Set problem
Give every line of the data again, unchanged, but with no pictures.

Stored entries
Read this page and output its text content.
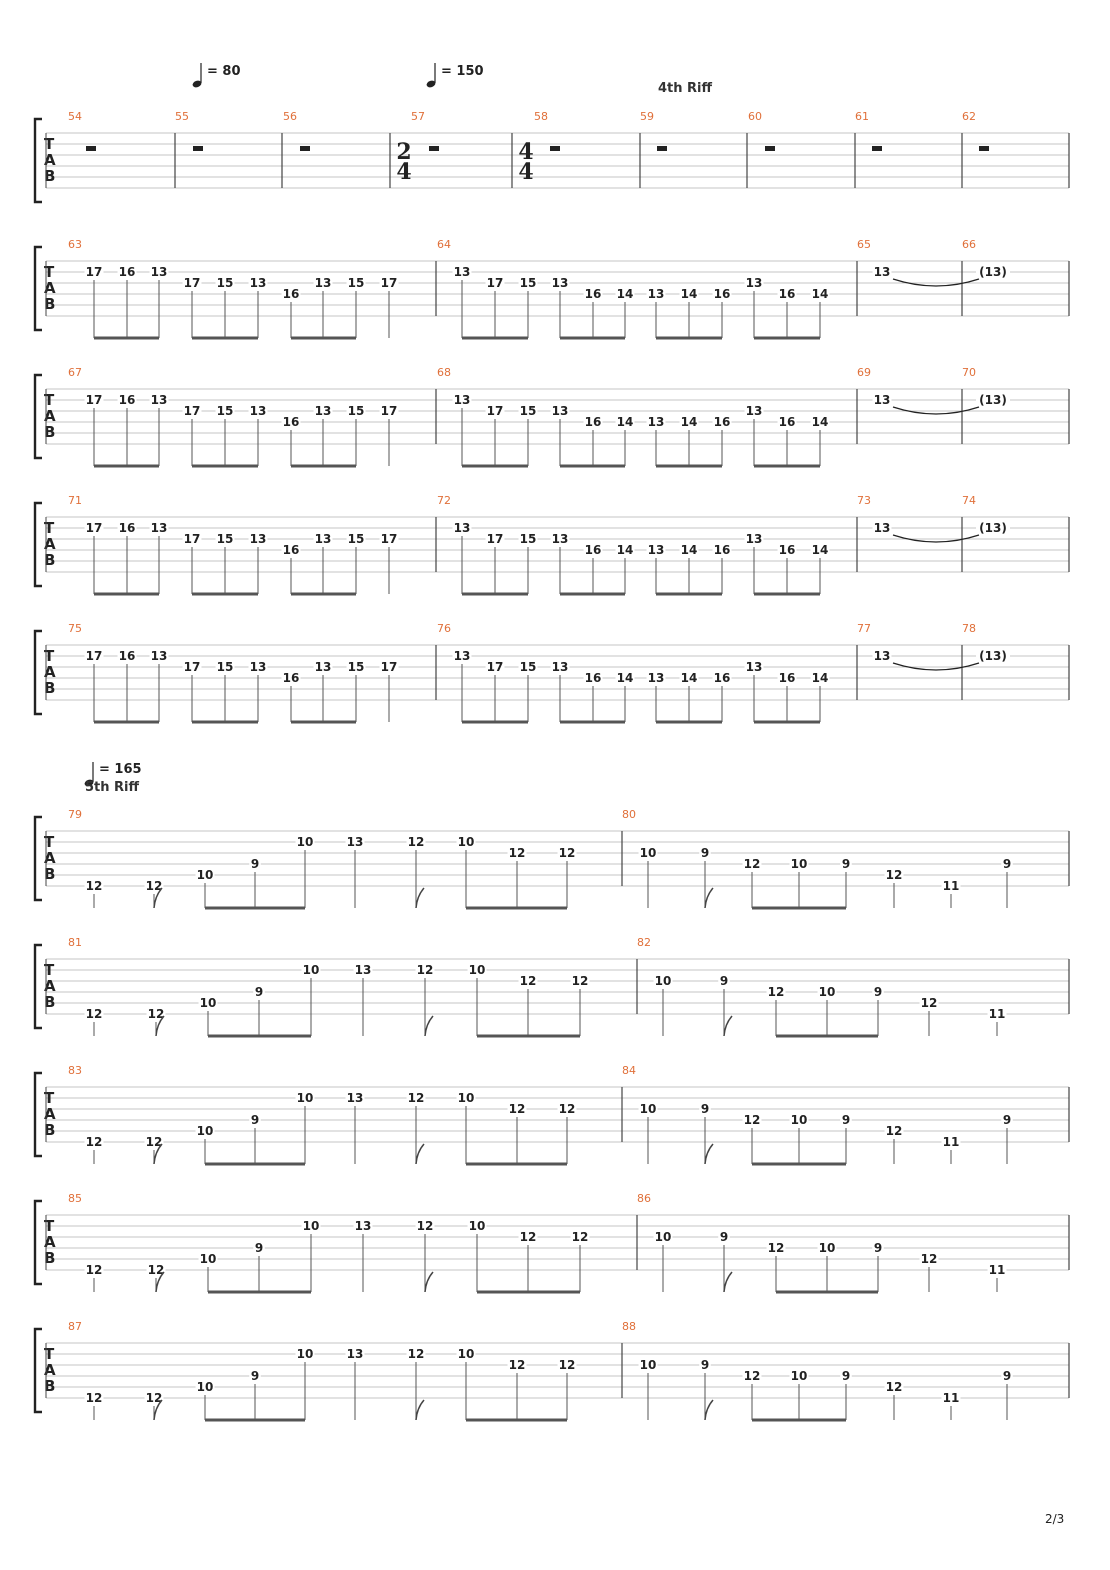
= 80	= 150
= 165
4th Riff
5th Riff
2/3
T
A
B
54	55	56	57	58	59	60	61	62
2
4
4
4
T
A
B
63	64	65	66
17 16 13
17 15 13
16
13 15 17
13
17 15 13
16 14 13 14 16
13
16 14
13	(13)
T
A
B
67	68	69	70
17 16 13
17 15 13
16
13 15 17
13
17 15 13
16 14 13 14 16
13
16 14
13	(13)
T
A
B
71	72	73	74
17 16 13
17 15 13
16
13 15 17
13
17 15 13
16 14 13 14 16
13
16 14
13	(13)
T
A
B
75	76	77	78
17 16 13
17 15 13
16
13 15 17
13
17 15 13
16 14 13 14 16
13
16 14
13	(13)
T
A
B
79	80
12	12
10
9
10	13	12	10
12	12	10	9
12	10	9
12
11
9
T
A
B
81	82
12	12
10
9
10	13	12	10
12	12	10	9
12	10	9
12
11
T
A
B
83	84
12	12
10
9
10	13	12	10
12	12	10	9
12	10	9
12
11
9
T
A
B
85	86
12	12
10
9
10	13	12	10
12	12	10	9
12	10	9
12
11
T
A
B
87	88
12	12
10
9
10	13	12	10
12	12	10	9
12	10	9
12
11
9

Exercise answer
Read this page and output its text content.
= 80	= 150
= 165
4th Riff
5th Riff
2/3
T
A
B
54	55	56	57	58	59	60	61	62
2
4
4
4
T
A
B
63	64	65	66
17 16 13
17 15 13
16
13 15 17
13
17 15 13
16 14 13 14 16
13
16 14
13	(13)
T
A
B
67	68	69	70
17 16 13
17 15 13
16
13 15 17
13
17 15 13
16 14 13 14 16
13
16 14
13	(13)
T
A
B
71	72	73	74
17 16 13
17 15 13
16
13 15 17
13
17 15 13
16 14 13 14 16
13
16 14
13	(13)
T
A
B
75	76	77	78
17 16 13
17 15 13
16
13 15 17
13
17 15 13
16 14 13 14 16
13
16 14
13	(13)
T
A
B
79	80
12	12
10
9
10	13	12	10
12	12	10	9
12	10	9
12
11
9
T
A
B
81	82
12	12
10
9
10	13	12	10
12	12	10	9
12	10	9
12
11
T
A
B
83	84
12	12
10
9
10	13	12	10
12	12	10	9
12	10	9
12
11
9
T
A
B
85	86
12	12
10
9
10	13	12	10
12	12	10	9
12	10	9
12
11
T
A
B
87	88
12	12
10
9
10	13	12	10
12	12	10	9
12	10	9
12
11
9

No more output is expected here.